This says it all. In lieu of the past, you've got good reason to be 'paranoid' of her cheating once more.

How is this time different? and why should it be more disconcerting to you? Is it because her first infidelity was purely physical one, PA, with no emotional involvement?


----------



## Paranoid (Nov 5, 2011)

morituri said:


> This says it all. In lieu of the past, you've got good reason to be 'paranoid' of her cheating once more.
> 
> How is this time different? and why should it be more disconcerting to you? Is it because her first infidelity was purely physical one, PA, with no emotional involvement?


Exactly!
I am 99.9 sure she hasn't slept with this guy. (YET) I know for a fact she fantasizes about it & I'm tempted to tell her to go ahead & get it out of her system & then walk away from him for good.
Now that I called her on all the text messages I'm sure she will she has found some other way to stay in contact since there have only been 3-4 in the last 48hrs


----------



## morituri (Apr 1, 2011)

Paranoid said:


> Exactly! I am 99.9 sure she hasn't slept with this guy. (YET) I know for a fact she fantasizes about it & *I'm tempted to tell her to go ahead & get it out of her system & then walk away from him for good*.
________________
### [Written task]
Copy the forum thread above word for word, in full.

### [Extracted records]
________________
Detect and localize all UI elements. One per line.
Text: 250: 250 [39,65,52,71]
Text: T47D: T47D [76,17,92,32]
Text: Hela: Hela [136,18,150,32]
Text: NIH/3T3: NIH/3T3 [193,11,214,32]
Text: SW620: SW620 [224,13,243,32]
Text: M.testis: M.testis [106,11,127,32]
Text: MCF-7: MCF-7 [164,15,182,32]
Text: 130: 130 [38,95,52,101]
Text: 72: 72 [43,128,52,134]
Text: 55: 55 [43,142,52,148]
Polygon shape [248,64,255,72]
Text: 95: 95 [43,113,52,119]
________________
### [Correct output]
This says it all. In lieu of the past, you've got good reason to be 'paranoid' of her cheating once more.

How is this time different? and why should it be more disconcerting to you? Is it because her first infidelity was purely physical one, PA, with no emotional involvement?


----------



## Paranoid (Nov 5, 2011)

morituri said:


> This says it all. In lieu of the past, you've got good reason to be 'paranoid' of her cheating once more.
> 
> How is this time different? and why should it be more disconcerting to you? Is it because her first infidelity was purely physical one, PA, with no emotional involvement?


Exactly!
I am 99.9 sure she hasn't slept with this guy. (YET) I know for a fact she fantasizes about it & I'm tempted to tell her to go ahead & get it out of her system & then walk away from him for good.
Now that I called her on all the text messages I'm sure she will she has found some other way to stay in contact since there have only been 3-4 in the last 48hrs


----------



## morituri (Apr 1, 2011)

Paranoid said:


> Exactly! I am 99.9 sure she hasn't slept with this guy. (YET) I know for a fact she fantasizes about it & *I'm tempted to tell her to go ahead & get it out of her system & then walk away from him for good*.